**EXERCISE BRIEF**: Write out the whole listing, matching it exactly.

**MATERIAL TO PROCESS**:
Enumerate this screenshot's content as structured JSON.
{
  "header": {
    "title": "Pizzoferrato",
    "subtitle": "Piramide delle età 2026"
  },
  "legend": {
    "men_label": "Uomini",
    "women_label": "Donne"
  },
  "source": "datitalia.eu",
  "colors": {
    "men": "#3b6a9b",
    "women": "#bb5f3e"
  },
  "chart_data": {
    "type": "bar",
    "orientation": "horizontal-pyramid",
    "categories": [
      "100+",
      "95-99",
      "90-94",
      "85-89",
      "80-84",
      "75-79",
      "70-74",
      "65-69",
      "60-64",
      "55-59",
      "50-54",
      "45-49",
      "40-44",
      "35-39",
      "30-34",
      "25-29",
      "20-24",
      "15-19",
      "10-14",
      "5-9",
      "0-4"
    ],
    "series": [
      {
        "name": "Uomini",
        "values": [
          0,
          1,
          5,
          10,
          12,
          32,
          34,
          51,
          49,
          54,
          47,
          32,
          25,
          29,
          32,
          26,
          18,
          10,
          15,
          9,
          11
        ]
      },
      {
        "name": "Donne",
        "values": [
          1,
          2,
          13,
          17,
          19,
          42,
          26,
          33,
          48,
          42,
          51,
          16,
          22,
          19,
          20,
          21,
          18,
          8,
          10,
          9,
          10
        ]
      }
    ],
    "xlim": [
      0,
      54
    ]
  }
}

**ANSWER**:
Enumerate this screenshot's content as structured JSON.
{
  "header": {
    "title": "Pizzoferrato",
    "subtitle": "Piramide delle età 2026"
  },
  "legend": {
    "men_label": "Uomini",
    "women_label": "Donne"
  },
  "source": "datitalia.eu",
  "colors": {
    "men": "#3b6a9b",
    "women": "#bb5f3e"
  },
  "chart_data": {
    "type": "bar",
    "orientation": "horizontal-pyramid",
    "categories": [
      "100+",
      "95-99",
      "90-94",
      "85-89",
      "80-84",
      "75-79",
      "70-74",
      "65-69",
      "60-64",
      "55-59",
      "50-54",
      "45-49",
      "40-44",
      "35-39",
      "30-34",
      "25-29",
      "20-24",
      "15-19",
      "10-14",
      "5-9",
      "0-4"
    ],
    "series": [
      {
        "name": "Uomini",
        "values": [
          0,
          1,
          5,
          10,
          12,
          32,
          34,
          51,
          49,
          54,
          47,
          32,
          25,
          29,
          32,
          26,
          18,
          10,
          15,
          9,
          11
        ]
      },
      {
        "name": "Donne",
        "values": [
          1,
          2,
          13,
          17,
          19,
          42,
          26,
          33,
          48,
          42,
          51,
          16,
          22,
          19,
          20,
          21,
          18,
          8,
          10,
          9,
          10
        ]
      }
    ],
    "xlim": [
      0,
      54
    ]
  }
}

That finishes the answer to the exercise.